__Requirement__
Write the data out again exactly, dropping any images it holds.
- - -
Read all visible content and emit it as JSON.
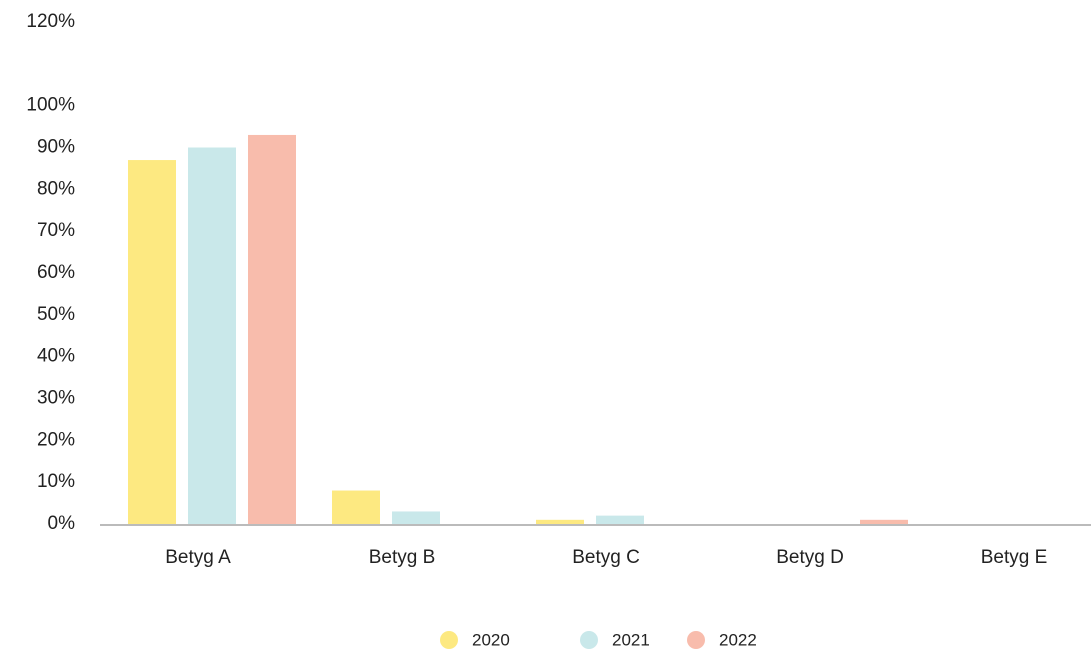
{
  "chart_data": {
    "type": "bar",
    "categories": [
      "Betyg A",
      "Betyg B",
      "Betyg C",
      "Betyg D",
      "Betyg E"
    ],
    "series": [
      {
        "name": "2020",
        "color": "#fde981",
        "values": [
          87,
          8,
          1,
          null,
          null
        ]
      },
      {
        "name": "2021",
        "color": "#c9e8ea",
        "values": [
          90,
          3,
          2,
          null,
          null
        ]
      },
      {
        "name": "2022",
        "color": "#f8bcac",
        "values": [
          93,
          null,
          null,
          1,
          null
        ]
      }
    ],
    "ylim": [
      0,
      120
    ],
    "yticks": [
      {
        "value": 0,
        "label": "0%"
      },
      {
        "value": 10,
        "label": "10%"
      },
      {
        "value": 20,
        "label": "20%"
      },
      {
        "value": 30,
        "label": "30%"
      },
      {
        "value": 40,
        "label": "40%"
      },
      {
        "value": 50,
        "label": "50%"
      },
      {
        "value": 60,
        "label": "60%"
      },
      {
        "value": 70,
        "label": "70%"
      },
      {
        "value": 80,
        "label": "80%"
      },
      {
        "value": 90,
        "label": "90%"
      },
      {
        "value": 100,
        "label": "100%"
      },
      {
        "value": 120,
        "label": "120%"
      }
    ],
    "grid": false,
    "legend": "bottom"
  }
}
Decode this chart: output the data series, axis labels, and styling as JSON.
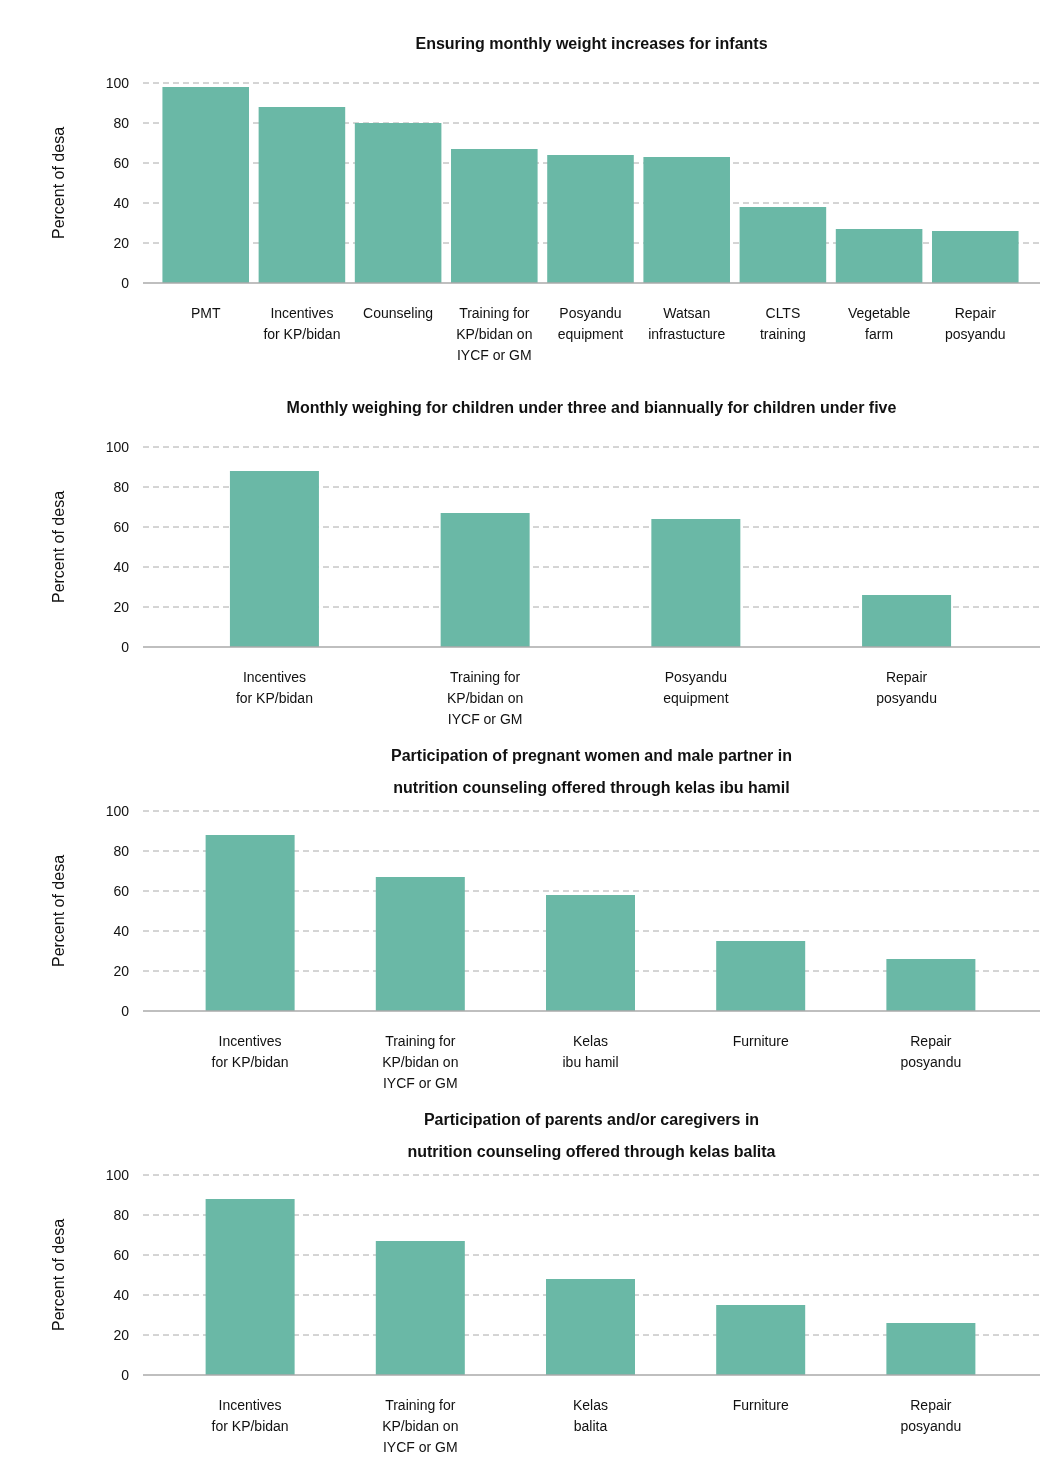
{
  "chart_data": [
    {
      "type": "bar",
      "title": "Ensuring monthly weight increases for infants",
      "ylabel": "Percent of desa",
      "categories": [
        "PMT",
        "Incentives\nfor KP/bidan",
        "Counseling",
        "Training for\nKP/bidan on\nIYCF or GM",
        "Posyandu\nequipment",
        "Watsan\ninfrastucture",
        "CLTS\ntraining",
        "Vegetable\nfarm",
        "Repair\nposyandu"
      ],
      "values": [
        98,
        88,
        80,
        67,
        64,
        63,
        38,
        27,
        26
      ],
      "color": "#6ab8a6",
      "ylim": [
        0,
        100
      ],
      "yticks": [
        0,
        20,
        40,
        60,
        80,
        100
      ],
      "grid": "y",
      "legend": false
    },
    {
      "type": "bar",
      "title": "Monthly weighing for children under three and biannually for children under five",
      "ylabel": "Percent of desa",
      "categories": [
        "Incentives\nfor KP/bidan",
        "Training for\nKP/bidan on\nIYCF or GM",
        "Posyandu\nequipment",
        "Repair\nposyandu"
      ],
      "values": [
        88,
        67,
        64,
        26
      ],
      "color": "#6ab8a6",
      "ylim": [
        0,
        100
      ],
      "yticks": [
        0,
        20,
        40,
        60,
        80,
        100
      ],
      "grid": "y",
      "legend": false
    },
    {
      "type": "bar",
      "title": "Participation of pregnant women and male partner in\nnutrition counseling offered through kelas ibu hamil",
      "ylabel": "Percent of desa",
      "categories": [
        "Incentives\nfor KP/bidan",
        "Training for\nKP/bidan on\nIYCF or GM",
        "Kelas\nibu hamil",
        "Furniture",
        "Repair\nposyandu"
      ],
      "values": [
        88,
        67,
        58,
        35,
        26
      ],
      "color": "#6ab8a6",
      "ylim": [
        0,
        100
      ],
      "yticks": [
        0,
        20,
        40,
        60,
        80,
        100
      ],
      "grid": "y",
      "legend": false
    },
    {
      "type": "bar",
      "title": "Participation of parents and/or caregivers in\nnutrition counseling offered through kelas balita",
      "ylabel": "Percent of desa",
      "categories": [
        "Incentives\nfor KP/bidan",
        "Training for\nKP/bidan on\nIYCF or GM",
        "Kelas\nbalita",
        "Furniture",
        "Repair\nposyandu"
      ],
      "values": [
        88,
        67,
        48,
        35,
        26
      ],
      "color": "#6ab8a6",
      "ylim": [
        0,
        100
      ],
      "yticks": [
        0,
        20,
        40,
        60,
        80,
        100
      ],
      "grid": "y",
      "legend": false
    }
  ]
}
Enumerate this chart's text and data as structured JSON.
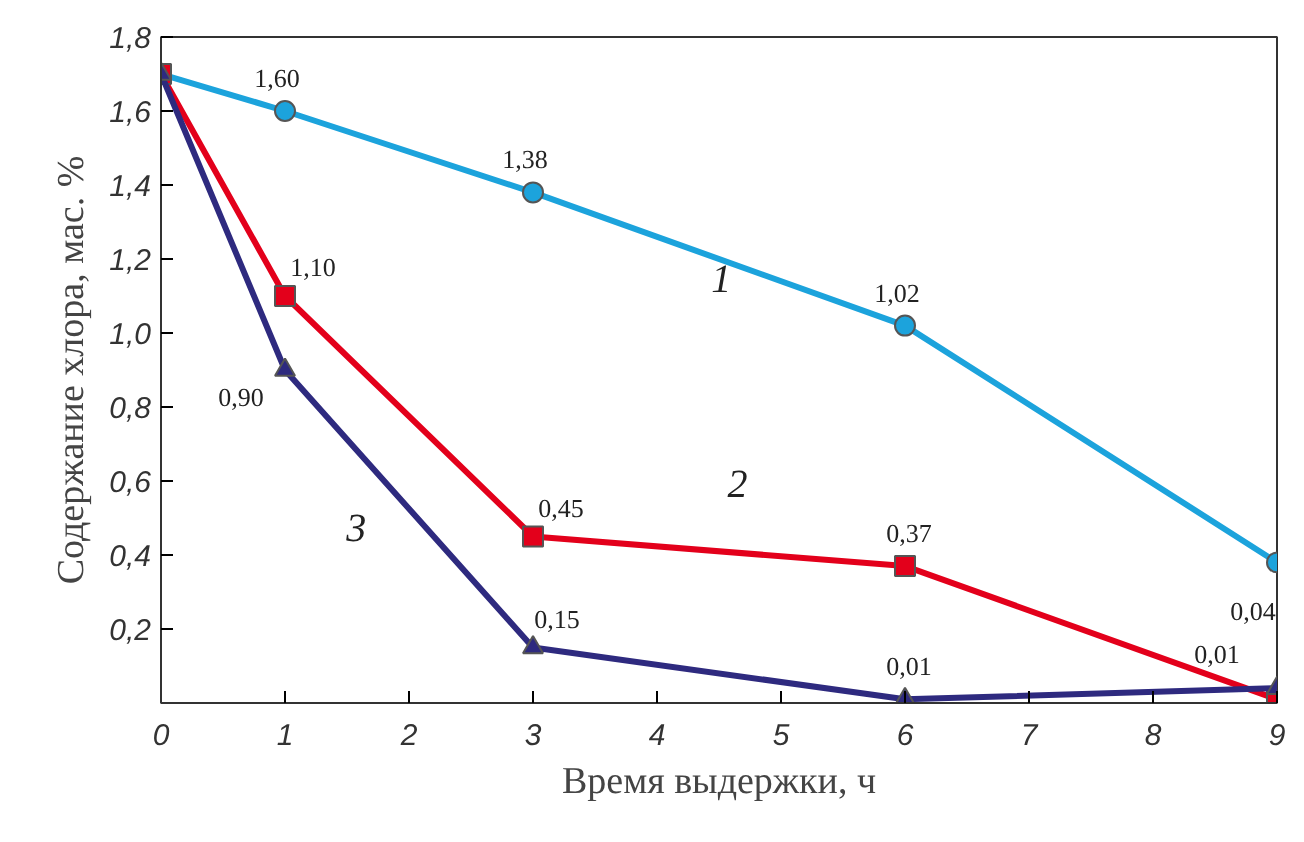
{
  "chart_data": {
    "type": "line",
    "xlabel": "Время выдержки, ч",
    "ylabel": "Содержание хлора, мас. %",
    "xlim": [
      0,
      9
    ],
    "ylim": [
      0,
      1.8
    ],
    "xticks": [
      0,
      1,
      2,
      3,
      4,
      5,
      6,
      7,
      8,
      9
    ],
    "yticks": [
      {
        "value": 0.2,
        "label": "0,2"
      },
      {
        "value": 0.4,
        "label": "0,4"
      },
      {
        "value": 0.6,
        "label": "0,6"
      },
      {
        "value": 0.8,
        "label": "0,8"
      },
      {
        "value": 1.0,
        "label": "1,0"
      },
      {
        "value": 1.2,
        "label": "1,2"
      },
      {
        "value": 1.4,
        "label": "1,4"
      },
      {
        "value": 1.6,
        "label": "1,6"
      },
      {
        "value": 1.8,
        "label": "1,8"
      }
    ],
    "grid": false,
    "line_style": "solid",
    "series": [
      {
        "name": "1",
        "color": "#1ca3dc",
        "marker": "circle",
        "x": [
          0,
          1,
          3,
          6,
          9
        ],
        "values": [
          1.7,
          1.6,
          1.38,
          1.02,
          0.38
        ],
        "value_labels": [
          null,
          "1,60",
          "1,38",
          "1,02",
          null
        ]
      },
      {
        "name": "2",
        "color": "#e3001b",
        "marker": "square",
        "x": [
          0,
          1,
          3,
          6,
          9
        ],
        "values": [
          1.7,
          1.1,
          0.45,
          0.37,
          0.01
        ],
        "value_labels": [
          null,
          "1,10",
          "0,45",
          "0,37",
          "0,01"
        ]
      },
      {
        "name": "3",
        "color": "#2e2a7f",
        "marker": "triangle",
        "x": [
          0,
          1,
          3,
          6,
          9
        ],
        "values": [
          1.7,
          0.9,
          0.15,
          0.01,
          0.04
        ],
        "value_labels": [
          null,
          "0,90",
          "0,15",
          "0,01",
          "0,04"
        ]
      }
    ]
  }
}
- - -
__Exercise result__
Read all visible content and emit it as JSON.
{
  "chart_data": {
    "type": "bar",
    "categories": [
      "Betyg A",
      "Betyg B",
      "Betyg C",
      "Betyg D",
      "Betyg E"
    ],
    "series": [
      {
        "name": "2020",
        "color": "#fde981",
        "values": [
          87,
          8,
          1,
          null,
          null
        ]
      },
      {
        "name": "2021",
        "color": "#c9e8ea",
        "values": [
          90,
          3,
          2,
          null,
          null
        ]
      },
      {
        "name": "2022",
        "color": "#f8bcac",
        "values": [
          93,
          null,
          null,
          1,
          null
        ]
      }
    ],
    "ylim": [
      0,
      120
    ],
    "yticks": [
      {
        "value": 0,
        "label": "0%"
      },
      {
        "value": 10,
        "label": "10%"
      },
      {
        "value": 20,
        "label": "20%"
      },
      {
        "value": 30,
        "label": "30%"
      },
      {
        "value": 40,
        "label": "40%"
      },
      {
        "value": 50,
        "label": "50%"
      },
      {
        "value": 60,
        "label": "60%"
      },
      {
        "value": 70,
        "label": "70%"
      },
      {
        "value": 80,
        "label": "80%"
      },
      {
        "value": 90,
        "label": "90%"
      },
      {
        "value": 100,
        "label": "100%"
      },
      {
        "value": 120,
        "label": "120%"
      }
    ],
    "grid": false,
    "legend": "bottom"
  }
}
Decode this chart: output the data series, axis labels, and styling as JSON.
{
  "chart_data": [
    {
      "type": "bar",
      "title": "Ensuring monthly weight increases for infants",
      "ylabel": "Percent of desa",
      "categories": [
        "PMT",
        "Incentives\nfor KP/bidan",
        "Counseling",
        "Training for\nKP/bidan on\nIYCF or GM",
        "Posyandu\nequipment",
        "Watsan\ninfrastucture",
        "CLTS\ntraining",
        "Vegetable\nfarm",
        "Repair\nposyandu"
      ],
      "values": [
        98,
        88,
        80,
        67,
        64,
        63,
        38,
        27,
        26
      ],
      "color": "#6ab8a6",
      "ylim": [
        0,
        100
      ],
      "yticks": [
        0,
        20,
        40,
        60,
        80,
        100
      ],
      "grid": "y",
      "legend": false
    },
    {
      "type": "bar",
      "title": "Monthly weighing for children under three and biannually for children under five",
      "ylabel": "Percent of desa",
      "categories": [
        "Incentives\nfor KP/bidan",
        "Training for\nKP/bidan on\nIYCF or GM",
        "Posyandu\nequipment",
        "Repair\nposyandu"
      ],
      "values": [
        88,
        67,
        64,
        26
      ],
      "color": "#6ab8a6",
      "ylim": [
        0,
        100
      ],
      "yticks": [
        0,
        20,
        40,
        60,
        80,
        100
      ],
      "grid": "y",
      "legend": false
    },
    {
      "type": "bar",
      "title": "Participation of pregnant women and male partner in\nnutrition counseling offered through kelas ibu hamil",
      "ylabel": "Percent of desa",
      "categories": [
        "Incentives\nfor KP/bidan",
        "Training for\nKP/bidan on\nIYCF or GM",
        "Kelas\nibu hamil",
        "Furniture",
        "Repair\nposyandu"
      ],
      "values": [
        88,
        67,
        58,
        35,
        26
      ],
      "color": "#6ab8a6",
      "ylim": [
        0,
        100
      ],
      "yticks": [
        0,
        20,
        40,
        60,
        80,
        100
      ],
      "grid": "y",
      "legend": false
    },
    {
      "type": "bar",
      "title": "Participation of parents and/or caregivers in\nnutrition counseling offered through kelas balita",
      "ylabel": "Percent of desa",
      "categories": [
        "Incentives\nfor KP/bidan",
        "Training for\nKP/bidan on\nIYCF or GM",
        "Kelas\nbalita",
        "Furniture",
        "Repair\nposyandu"
      ],
      "values": [
        88,
        67,
        48,
        35,
        26
      ],
      "color": "#6ab8a6",
      "ylim": [
        0,
        100
      ],
      "yticks": [
        0,
        20,
        40,
        60,
        80,
        100
      ],
      "grid": "y",
      "legend": false
    }
  ]
}
Enumerate this chart's text and data as structured JSON.
{
  "chart_data": {
    "type": "line",
    "xlabel": "Время выдержки, ч",
    "ylabel": "Содержание хлора, мас. %",
    "xlim": [
      0,
      9
    ],
    "ylim": [
      0,
      1.8
    ],
    "xticks": [
      0,
      1,
      2,
      3,
      4,
      5,
      6,
      7,
      8,
      9
    ],
    "yticks": [
      {
        "value": 0.2,
        "label": "0,2"
      },
      {
        "value": 0.4,
        "label": "0,4"
      },
      {
        "value": 0.6,
        "label": "0,6"
      },
      {
        "value": 0.8,
        "label": "0,8"
      },
      {
        "value": 1.0,
        "label": "1,0"
      },
      {
        "value": 1.2,
        "label": "1,2"
      },
      {
        "value": 1.4,
        "label": "1,4"
      },
      {
        "value": 1.6,
        "label": "1,6"
      },
      {
        "value": 1.8,
        "label": "1,8"
      }
    ],
    "grid": false,
    "line_style": "solid",
    "series": [
      {
        "name": "1",
        "color": "#1ca3dc",
        "marker": "circle",
        "x": [
          0,
          1,
          3,
          6,
          9
        ],
        "values": [
          1.7,
          1.6,
          1.38,
          1.02,
          0.38
        ],
        "value_labels": [
          null,
          "1,60",
          "1,38",
          "1,02",
          null
        ]
      },
      {
        "name": "2",
        "color": "#e3001b",
        "marker": "square",
        "x": [
          0,
          1,
          3,
          6,
          9
        ],
        "values": [
          1.7,
          1.1,
          0.45,
          0.37,
          0.01
        ],
        "value_labels": [
          null,
          "1,10",
          "0,45",
          "0,37",
          "0,01"
        ]
      },
      {
        "name": "3",
        "color": "#2e2a7f",
        "marker": "triangle",
        "x": [
          0,
          1,
          3,
          6,
          9
        ],
        "values": [
          1.7,
          0.9,
          0.15,
          0.01,
          0.04
        ],
        "value_labels": [
          null,
          "0,90",
          "0,15",
          "0,01",
          "0,04"
        ]
      }
    ]
  }
}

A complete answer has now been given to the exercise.